━━ Supplied information ━━
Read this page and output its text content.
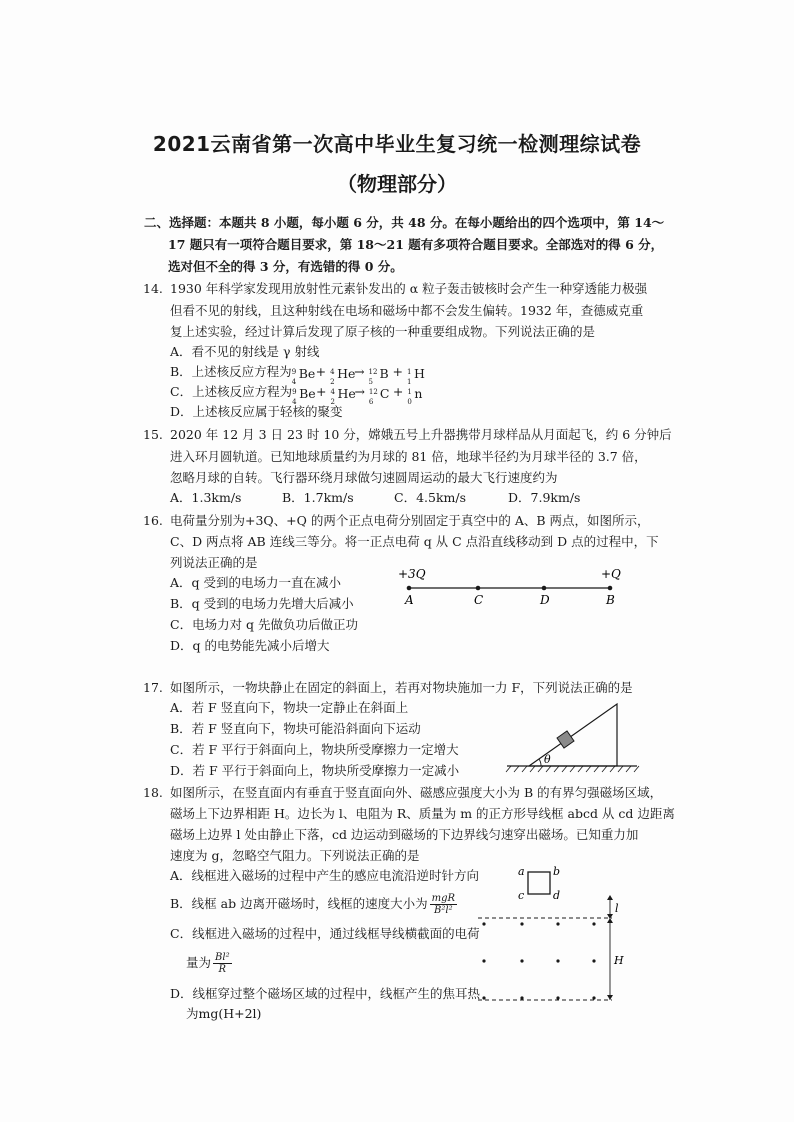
2021云南省第一次高中毕业生复习统一检测理综试卷
（物理部分）
二、选择题：本题共 8 小题，每小题 6 分，共 48 分。在每小题给出的四个选项中，第 14～
17 题只有一项符合题目要求，第 18～21 题有多项符合题目要求。全部选对的得 6 分，
选对但不全的得 3 分，有选错的得 0 分。
14. 1930 年科学家发现用放射性元素钋发出的 α 粒子轰击铍核时会产生一种穿透能力极强
但看不见的射线，且这种射线在电场和磁场中都不会发生偏转。1932 年，查德威克重
复上述实验，经过计算后发现了原子核的一种重要组成物。下列说法正确的是
A．看不见的射线是 γ 射线
B．上述核反应方程为 9
4
Be
+ 4
2
He
→ 12
5
B + 1
1
H
C．上述核反应方程为 9
4
Be
+ 4
2
He
→ 12
6
C + 1
0
n
D．上述核反应属于轻核的聚变
15. 2020 年 12 月 3 日 23 时 10 分，嫦娥五号上升器携带月球样品从月面起飞，约 6 分钟后
进入环月圆轨道。已知地球质量约为月球的 81 倍，地球半径约为月球半径的 3.7 倍，
忽略月球的自转。飞行器环绕月球做匀速圆周运动的最大飞行速度约为
A．1.3km/s	B．1.7km/s	C．4.5km/s	D．7.9km/s
16. 电荷量分别为+3Q、+Q 的两个正点电荷分别固定于真空中的 A、B 两点，如图所示，
C、D 两点将 AB 连线三等分。将一正点电荷 q 从 C 点沿直线移动到 D 点的过程中，下
列说法正确的是
A．q 受到的电场力一直在减小
B．q 受到的电场力先增大后减小
C．电场力对 q 先做负功后做正功
D．q 的电势能先减小后增大
+3Q	+Q
A	C	D	B
17. 如图所示，一物块静止在固定的斜面上，若再对物块施加一力 F，下列说法正确的是
A．若 F 竖直向下，物块一定静止在斜面上
B．若 F 竖直向下，物块可能沿斜面向下运动
C．若 F 平行于斜面向上，物块所受摩擦力一定增大
D．若 F 平行于斜面向上，物块所受摩擦力一定减小
θ
18. 如图所示，在竖直面内有垂直于竖直面向外、磁感应强度大小为 B 的有界匀强磁场区域，
磁场上下边界相距 H。边长为 l、电阻为 R、质量为 m 的正方形导线框 abcd 从 cd 边距离
磁场上边界 l 处由静止下落，cd 边运动到磁场的下边界线匀速穿出磁场。已知重力加
速度为 g，忽略空气阻力。下列说法正确的是
A．线框进入磁场的过程中产生的感应电流沿逆时针方向
B．线框 ab 边离开磁场时，线框的速度大小为 $\frac{\text{mgR}}{\text{B²l²}}$
C．线框进入磁场的过程中，通过线框导线横截面的电荷
量为 $\frac{\text{Bl²}}{R}$
D．线框穿过整个磁场区域的过程中，线框产生的焦耳热
为mg(H+2l)
a	b
c	d
l
H
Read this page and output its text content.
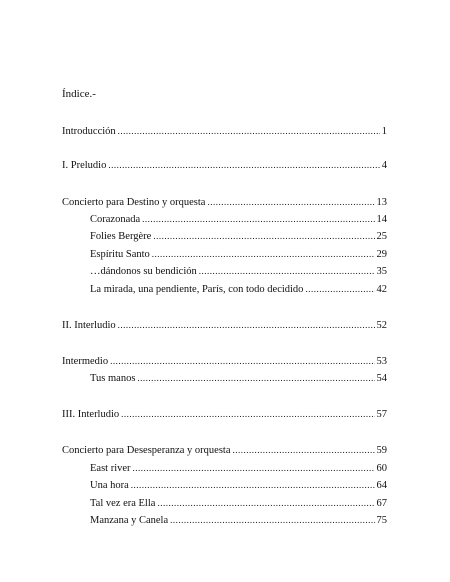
Índice.-
Introducción .....	1
I. Preludio .....	4
Concierto para Destino y orquesta .....	13
Corazonada .....	14
Folies Bergère .....	25
Espíritu Santo .....	29
…dándonos su bendición .....	35
La mirada, una pendiente, París, con todo decidido .....	42
II. Interludio .....	52
Intermedio .....	53
Tus manos .....	54
III. Interludio .....	57
Concierto para Desesperanza y orquesta .....	59
East river .....	60
Una hora .....	64
Tal vez era Ella .....	67
Manzana y Canela .....	75
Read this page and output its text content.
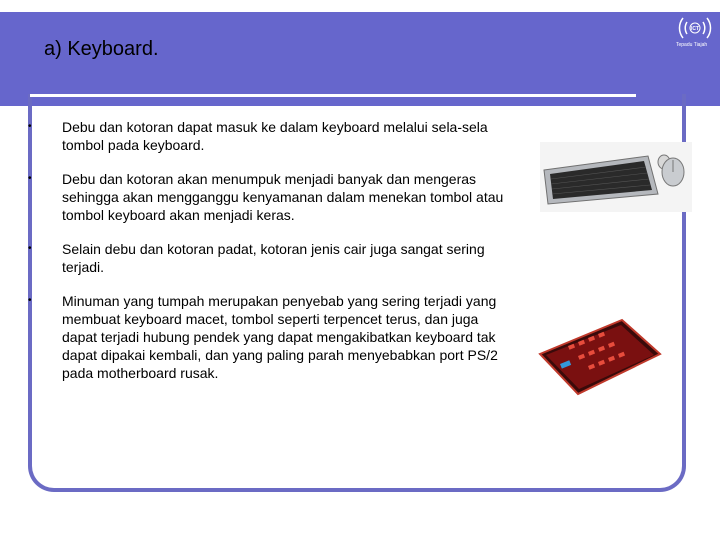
a) Keyboard.
ICT
Tepadu Tiajah
• Debu dan kotoran dapat masuk ke dalam keyboard melalui sela-sela tombol pada keyboard.
• Debu dan kotoran akan menumpuk menjadi banyak dan mengeras sehingga akan mengganggu kenyamanan dalam menekan tombol atau tombol keyboard akan menjadi keras.
• Selain debu dan kotoran padat, kotoran jenis cair juga sangat sering terjadi.
• Minuman yang tumpah merupakan penyebab yang sering terjadi yang membuat keyboard macet, tombol seperti terpencet terus, dan juga dapat terjadi hubung pendek yang dapat mengakibatkan keyboard tak dapat dipakai kembali, dan yang paling parah menyebabkan port PS/2 pada motherboard rusak.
━━━
» **What you should do**:
Go through the records and gather the lines that hold "juga".

» **Result of this task**:
• Selain debu dan kotoran padat, kotoran jenis cair juga sangat sering terjadi.
• Minuman yang tumpah merupakan penyebab yang sering terjadi yang membuat keyboard macet, tombol seperti terpencet terus, dan juga dapat terjadi hubung pendek yang dapat mengakibatkan keyboard tak dapat dipakai kembali, dan yang paling parah menyebabkan port PS/2 pada motherboard rusak.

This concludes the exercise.